[Figure collection entries]
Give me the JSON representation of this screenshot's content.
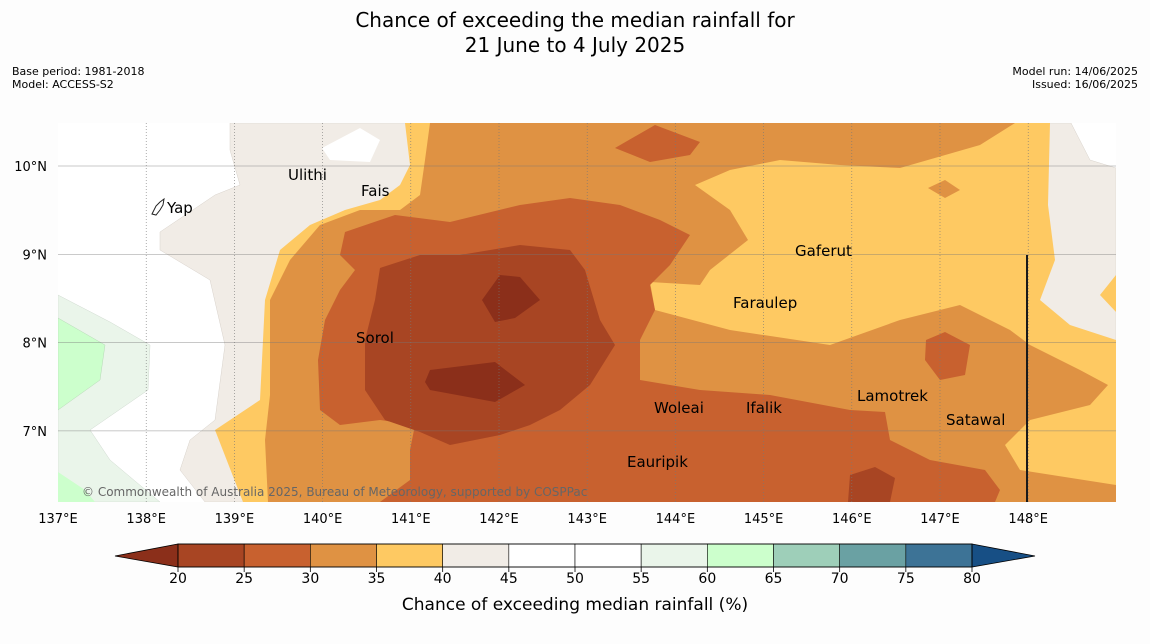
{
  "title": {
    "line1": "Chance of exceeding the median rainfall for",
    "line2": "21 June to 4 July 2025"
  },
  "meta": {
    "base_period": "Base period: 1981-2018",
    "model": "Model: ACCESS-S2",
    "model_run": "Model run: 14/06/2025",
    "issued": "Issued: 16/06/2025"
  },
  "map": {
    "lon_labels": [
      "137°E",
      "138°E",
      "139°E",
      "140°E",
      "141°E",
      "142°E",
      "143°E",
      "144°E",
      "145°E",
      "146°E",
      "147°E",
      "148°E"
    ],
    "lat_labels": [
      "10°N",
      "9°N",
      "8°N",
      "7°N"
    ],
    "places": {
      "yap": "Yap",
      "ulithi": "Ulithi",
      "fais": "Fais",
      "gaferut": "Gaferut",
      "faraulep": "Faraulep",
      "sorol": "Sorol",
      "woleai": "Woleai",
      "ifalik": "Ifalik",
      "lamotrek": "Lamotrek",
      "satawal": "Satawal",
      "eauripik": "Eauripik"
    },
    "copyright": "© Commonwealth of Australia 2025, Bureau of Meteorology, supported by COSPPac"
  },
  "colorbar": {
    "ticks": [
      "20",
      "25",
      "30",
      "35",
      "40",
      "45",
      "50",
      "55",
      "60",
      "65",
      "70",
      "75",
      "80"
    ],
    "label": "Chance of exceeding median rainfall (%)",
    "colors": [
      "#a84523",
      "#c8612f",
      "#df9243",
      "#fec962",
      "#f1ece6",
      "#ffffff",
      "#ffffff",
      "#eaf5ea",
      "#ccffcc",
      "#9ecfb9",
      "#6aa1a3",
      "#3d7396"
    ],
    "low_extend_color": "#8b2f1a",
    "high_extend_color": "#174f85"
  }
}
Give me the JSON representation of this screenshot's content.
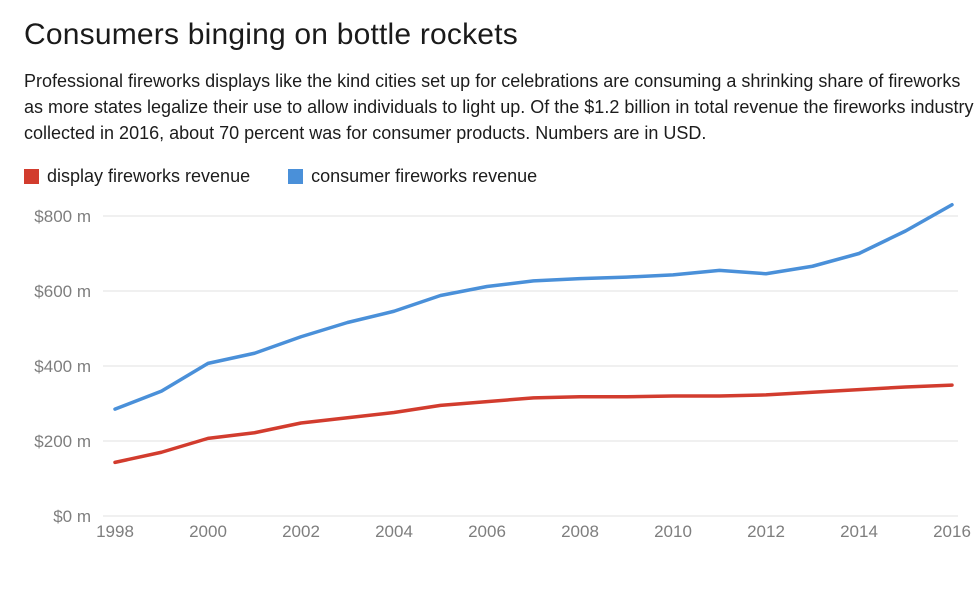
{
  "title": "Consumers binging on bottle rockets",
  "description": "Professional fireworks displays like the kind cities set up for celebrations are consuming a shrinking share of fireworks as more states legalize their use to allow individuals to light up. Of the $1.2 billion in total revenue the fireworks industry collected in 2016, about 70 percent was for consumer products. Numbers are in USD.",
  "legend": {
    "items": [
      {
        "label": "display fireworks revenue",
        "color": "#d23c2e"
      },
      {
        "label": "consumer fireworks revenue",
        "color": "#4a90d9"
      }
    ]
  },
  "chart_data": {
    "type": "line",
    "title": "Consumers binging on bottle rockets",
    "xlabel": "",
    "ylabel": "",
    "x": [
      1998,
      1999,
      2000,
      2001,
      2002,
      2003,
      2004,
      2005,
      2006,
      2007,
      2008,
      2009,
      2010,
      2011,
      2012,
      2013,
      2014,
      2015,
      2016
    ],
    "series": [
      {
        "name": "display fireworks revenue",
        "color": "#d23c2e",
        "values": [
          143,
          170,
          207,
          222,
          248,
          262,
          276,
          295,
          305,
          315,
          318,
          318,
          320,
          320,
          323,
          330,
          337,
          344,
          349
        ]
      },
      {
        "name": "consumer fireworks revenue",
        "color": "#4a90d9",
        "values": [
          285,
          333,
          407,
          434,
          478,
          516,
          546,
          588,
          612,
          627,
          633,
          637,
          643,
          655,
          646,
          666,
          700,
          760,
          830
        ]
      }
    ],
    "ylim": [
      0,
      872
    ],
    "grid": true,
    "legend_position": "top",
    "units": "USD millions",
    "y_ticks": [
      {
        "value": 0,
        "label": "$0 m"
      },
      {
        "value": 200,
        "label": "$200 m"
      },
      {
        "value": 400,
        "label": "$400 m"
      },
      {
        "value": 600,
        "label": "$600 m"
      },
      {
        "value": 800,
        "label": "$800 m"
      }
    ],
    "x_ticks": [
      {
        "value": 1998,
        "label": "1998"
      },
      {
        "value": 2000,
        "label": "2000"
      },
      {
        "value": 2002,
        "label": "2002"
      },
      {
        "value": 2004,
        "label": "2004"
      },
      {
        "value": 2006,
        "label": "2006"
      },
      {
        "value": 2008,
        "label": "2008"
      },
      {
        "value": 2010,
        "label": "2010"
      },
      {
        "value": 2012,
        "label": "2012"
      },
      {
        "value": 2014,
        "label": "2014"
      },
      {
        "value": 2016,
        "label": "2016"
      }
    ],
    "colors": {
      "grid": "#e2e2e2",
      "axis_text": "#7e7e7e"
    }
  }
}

Instructions for the task:
Without the pictures, output the full listing exactly as it stands.

Reply to the task:
Give me the JSON representation of this screenshot's content.
{
  "title": {
    "line1": "Chance of exceeding the median rainfall for",
    "line2": "21 June to 4 July 2025"
  },
  "meta": {
    "base_period": "Base period: 1981-2018",
    "model": "Model: ACCESS-S2",
    "model_run": "Model run: 14/06/2025",
    "issued": "Issued: 16/06/2025"
  },
  "map": {
    "lon_labels": [
      "137°E",
      "138°E",
      "139°E",
      "140°E",
      "141°E",
      "142°E",
      "143°E",
      "144°E",
      "145°E",
      "146°E",
      "147°E",
      "148°E"
    ],
    "lat_labels": [
      "10°N",
      "9°N",
      "8°N",
      "7°N"
    ],
    "places": {
      "yap": "Yap",
      "ulithi": "Ulithi",
      "fais": "Fais",
      "gaferut": "Gaferut",
      "faraulep": "Faraulep",
      "sorol": "Sorol",
      "woleai": "Woleai",
      "ifalik": "Ifalik",
      "lamotrek": "Lamotrek",
      "satawal": "Satawal",
      "eauripik": "Eauripik"
    },
    "copyright": "© Commonwealth of Australia 2025, Bureau of Meteorology, supported by COSPPac"
  },
  "colorbar": {
    "ticks": [
      "20",
      "25",
      "30",
      "35",
      "40",
      "45",
      "50",
      "55",
      "60",
      "65",
      "70",
      "75",
      "80"
    ],
    "label": "Chance of exceeding median rainfall (%)",
    "colors": [
      "#a84523",
      "#c8612f",
      "#df9243",
      "#fec962",
      "#f1ece6",
      "#ffffff",
      "#ffffff",
      "#eaf5ea",
      "#ccffcc",
      "#9ecfb9",
      "#6aa1a3",
      "#3d7396"
    ],
    "low_extend_color": "#8b2f1a",
    "high_extend_color": "#174f85"
  }
}
Give me the JSON representation of this screenshot's content.
{
  "title": "Consumers binging on bottle rockets",
  "description": "Professional fireworks displays like the kind cities set up for celebrations are consuming a shrinking share of fireworks as more states legalize their use to allow individuals to light up. Of the $1.2 billion in total revenue the fireworks industry collected in 2016, about 70 percent was for consumer products. Numbers are in USD.",
  "legend": {
    "items": [
      {
        "label": "display fireworks revenue",
        "color": "#d23c2e"
      },
      {
        "label": "consumer fireworks revenue",
        "color": "#4a90d9"
      }
    ]
  },
  "chart_data": {
    "type": "line",
    "title": "Consumers binging on bottle rockets",
    "xlabel": "",
    "ylabel": "",
    "x": [
      1998,
      1999,
      2000,
      2001,
      2002,
      2003,
      2004,
      2005,
      2006,
      2007,
      2008,
      2009,
      2010,
      2011,
      2012,
      2013,
      2014,
      2015,
      2016
    ],
    "series": [
      {
        "name": "display fireworks revenue",
        "color": "#d23c2e",
        "values": [
          143,
          170,
          207,
          222,
          248,
          262,
          276,
          295,
          305,
          315,
          318,
          318,
          320,
          320,
          323,
          330,
          337,
          344,
          349
        ]
      },
      {
        "name": "consumer fireworks revenue",
        "color": "#4a90d9",
        "values": [
          285,
          333,
          407,
          434,
          478,
          516,
          546,
          588,
          612,
          627,
          633,
          637,
          643,
          655,
          646,
          666,
          700,
          760,
          830
        ]
      }
    ],
    "ylim": [
      0,
      872
    ],
    "grid": true,
    "legend_position": "top",
    "units": "USD millions",
    "y_ticks": [
      {
        "value": 0,
        "label": "$0 m"
      },
      {
        "value": 200,
        "label": "$200 m"
      },
      {
        "value": 400,
        "label": "$400 m"
      },
      {
        "value": 600,
        "label": "$600 m"
      },
      {
        "value": 800,
        "label": "$800 m"
      }
    ],
    "x_ticks": [
      {
        "value": 1998,
        "label": "1998"
      },
      {
        "value": 2000,
        "label": "2000"
      },
      {
        "value": 2002,
        "label": "2002"
      },
      {
        "value": 2004,
        "label": "2004"
      },
      {
        "value": 2006,
        "label": "2006"
      },
      {
        "value": 2008,
        "label": "2008"
      },
      {
        "value": 2010,
        "label": "2010"
      },
      {
        "value": 2012,
        "label": "2012"
      },
      {
        "value": 2014,
        "label": "2014"
      },
      {
        "value": 2016,
        "label": "2016"
      }
    ],
    "colors": {
      "grid": "#e2e2e2",
      "axis_text": "#7e7e7e"
    }
  }
}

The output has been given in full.